### Your instructions
Count every line that holds the string "porucha", then give that number alone.

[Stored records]
⟨

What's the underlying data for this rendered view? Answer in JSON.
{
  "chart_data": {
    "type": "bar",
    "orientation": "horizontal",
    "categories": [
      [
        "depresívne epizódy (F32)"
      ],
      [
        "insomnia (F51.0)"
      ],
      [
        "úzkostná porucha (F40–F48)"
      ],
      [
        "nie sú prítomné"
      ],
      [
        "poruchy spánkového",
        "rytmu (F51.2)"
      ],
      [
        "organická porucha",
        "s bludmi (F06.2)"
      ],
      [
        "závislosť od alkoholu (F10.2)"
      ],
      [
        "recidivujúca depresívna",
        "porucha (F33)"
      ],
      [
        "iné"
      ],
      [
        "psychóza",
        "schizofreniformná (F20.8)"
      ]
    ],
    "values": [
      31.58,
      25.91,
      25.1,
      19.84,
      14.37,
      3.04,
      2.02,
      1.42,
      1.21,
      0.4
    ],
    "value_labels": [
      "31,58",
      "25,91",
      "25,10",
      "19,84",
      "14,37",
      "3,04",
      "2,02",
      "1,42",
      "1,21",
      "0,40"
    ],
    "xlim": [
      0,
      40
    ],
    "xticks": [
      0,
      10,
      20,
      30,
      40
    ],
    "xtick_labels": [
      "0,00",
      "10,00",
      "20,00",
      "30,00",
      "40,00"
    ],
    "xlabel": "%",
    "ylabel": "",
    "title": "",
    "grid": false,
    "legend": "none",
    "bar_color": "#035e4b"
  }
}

⟩

### Finished exercise
3